***** Entries provided *****

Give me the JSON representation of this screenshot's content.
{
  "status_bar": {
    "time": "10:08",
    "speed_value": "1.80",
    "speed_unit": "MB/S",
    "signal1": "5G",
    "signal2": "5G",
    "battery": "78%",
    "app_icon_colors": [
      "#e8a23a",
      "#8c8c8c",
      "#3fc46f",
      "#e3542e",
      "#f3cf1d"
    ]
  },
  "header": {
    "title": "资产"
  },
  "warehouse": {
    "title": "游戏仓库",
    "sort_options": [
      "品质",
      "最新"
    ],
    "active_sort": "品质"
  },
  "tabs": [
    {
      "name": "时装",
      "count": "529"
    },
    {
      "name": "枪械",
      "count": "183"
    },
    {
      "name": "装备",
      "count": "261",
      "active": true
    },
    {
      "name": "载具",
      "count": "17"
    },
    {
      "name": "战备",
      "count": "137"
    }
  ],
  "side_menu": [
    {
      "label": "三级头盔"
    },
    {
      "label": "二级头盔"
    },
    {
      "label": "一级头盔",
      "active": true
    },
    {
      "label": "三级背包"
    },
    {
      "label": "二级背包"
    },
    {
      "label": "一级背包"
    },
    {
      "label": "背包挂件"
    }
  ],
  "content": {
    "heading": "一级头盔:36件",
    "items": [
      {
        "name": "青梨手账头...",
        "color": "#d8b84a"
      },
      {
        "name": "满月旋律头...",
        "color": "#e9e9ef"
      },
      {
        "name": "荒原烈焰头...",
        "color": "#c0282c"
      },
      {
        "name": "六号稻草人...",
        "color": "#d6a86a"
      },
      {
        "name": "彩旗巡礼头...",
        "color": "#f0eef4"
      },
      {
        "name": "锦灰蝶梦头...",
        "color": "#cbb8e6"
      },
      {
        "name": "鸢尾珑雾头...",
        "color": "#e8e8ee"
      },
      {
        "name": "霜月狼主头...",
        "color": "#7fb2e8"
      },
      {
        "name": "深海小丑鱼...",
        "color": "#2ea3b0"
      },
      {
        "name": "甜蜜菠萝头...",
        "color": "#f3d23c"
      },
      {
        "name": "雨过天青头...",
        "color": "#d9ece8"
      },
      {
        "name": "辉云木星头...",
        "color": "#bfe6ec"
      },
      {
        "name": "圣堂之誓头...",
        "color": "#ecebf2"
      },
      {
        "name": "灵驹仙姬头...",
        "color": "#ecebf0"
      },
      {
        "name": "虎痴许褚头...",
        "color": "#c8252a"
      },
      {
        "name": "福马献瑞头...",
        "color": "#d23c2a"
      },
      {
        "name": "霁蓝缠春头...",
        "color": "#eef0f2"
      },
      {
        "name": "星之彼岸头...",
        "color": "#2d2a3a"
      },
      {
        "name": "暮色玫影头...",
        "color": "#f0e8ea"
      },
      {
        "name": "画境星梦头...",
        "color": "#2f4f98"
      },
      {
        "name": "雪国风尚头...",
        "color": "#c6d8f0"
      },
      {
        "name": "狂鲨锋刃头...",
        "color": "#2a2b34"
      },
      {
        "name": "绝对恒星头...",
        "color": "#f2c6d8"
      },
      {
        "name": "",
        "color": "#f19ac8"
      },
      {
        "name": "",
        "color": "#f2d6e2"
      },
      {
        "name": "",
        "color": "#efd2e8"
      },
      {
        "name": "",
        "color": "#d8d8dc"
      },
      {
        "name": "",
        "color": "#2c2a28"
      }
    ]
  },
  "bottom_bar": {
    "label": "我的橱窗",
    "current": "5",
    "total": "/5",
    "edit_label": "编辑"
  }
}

*****

▸ Work required: Your task is to quote all of the data word for word.

▸ Exercise output:
Give me the JSON representation of this screenshot's content.
{
  "status_bar": {
    "time": "10:08",
    "speed_value": "1.80",
    "speed_unit": "MB/S",
    "signal1": "5G",
    "signal2": "5G",
    "battery": "78%",
    "app_icon_colors": [
      "#e8a23a",
      "#8c8c8c",
      "#3fc46f",
      "#e3542e",
      "#f3cf1d"
    ]
  },
  "header": {
    "title": "资产"
  },
  "warehouse": {
    "title": "游戏仓库",
    "sort_options": [
      "品质",
      "最新"
    ],
    "active_sort": "品质"
  },
  "tabs": [
    {
      "name": "时装",
      "count": "529"
    },
    {
      "name": "枪械",
      "count": "183"
    },
    {
      "name": "装备",
      "count": "261",
      "active": true
    },
    {
      "name": "载具",
      "count": "17"
    },
    {
      "name": "战备",
      "count": "137"
    }
  ],
  "side_menu": [
    {
      "label": "三级头盔"
    },
    {
      "label": "二级头盔"
    },
    {
      "label": "一级头盔",
      "active": true
    },
    {
      "label": "三级背包"
    },
    {
      "label": "二级背包"
    },
    {
      "label": "一级背包"
    },
    {
      "label": "背包挂件"
    }
  ],
  "content": {
    "heading": "一级头盔:36件",
    "items": [
      {
        "name": "青梨手账头...",
        "color": "#d8b84a"
      },
      {
        "name": "满月旋律头...",
        "color": "#e9e9ef"
      },
      {
        "name": "荒原烈焰头...",
        "color": "#c0282c"
      },
      {
        "name": "六号稻草人...",
        "color": "#d6a86a"
      },
      {
        "name": "彩旗巡礼头...",
        "color": "#f0eef4"
      },
      {
        "name": "锦灰蝶梦头...",
        "color": "#cbb8e6"
      },
      {
        "name": "鸢尾珑雾头...",
        "color": "#e8e8ee"
      },
      {
        "name": "霜月狼主头...",
        "color": "#7fb2e8"
      },
      {
        "name": "深海小丑鱼...",
        "color": "#2ea3b0"
      },
      {
        "name": "甜蜜菠萝头...",
        "color": "#f3d23c"
      },
      {
        "name": "雨过天青头...",
        "color": "#d9ece8"
      },
      {
        "name": "辉云木星头...",
        "color": "#bfe6ec"
      },
      {
        "name": "圣堂之誓头...",
        "color": "#ecebf2"
      },
      {
        "name": "灵驹仙姬头...",
        "color": "#ecebf0"
      },
      {
        "name": "虎痴许褚头...",
        "color": "#c8252a"
      },
      {
        "name": "福马献瑞头...",
        "color": "#d23c2a"
      },
      {
        "name": "霁蓝缠春头...",
        "color": "#eef0f2"
      },
      {
        "name": "星之彼岸头...",
        "color": "#2d2a3a"
      },
      {
        "name": "暮色玫影头...",
        "color": "#f0e8ea"
      },
      {
        "name": "画境星梦头...",
        "color": "#2f4f98"
      },
      {
        "name": "雪国风尚头...",
        "color": "#c6d8f0"
      },
      {
        "name": "狂鲨锋刃头...",
        "color": "#2a2b34"
      },
      {
        "name": "绝对恒星头...",
        "color": "#f2c6d8"
      },
      {
        "name": "",
        "color": "#f19ac8"
      },
      {
        "name": "",
        "color": "#f2d6e2"
      },
      {
        "name": "",
        "color": "#efd2e8"
      },
      {
        "name": "",
        "color": "#d8d8dc"
      },
      {
        "name": "",
        "color": "#2c2a28"
      }
    ]
  },
  "bottom_bar": {
    "label": "我的橱窗",
    "current": "5",
    "total": "/5",
    "edit_label": "编辑"
  }
}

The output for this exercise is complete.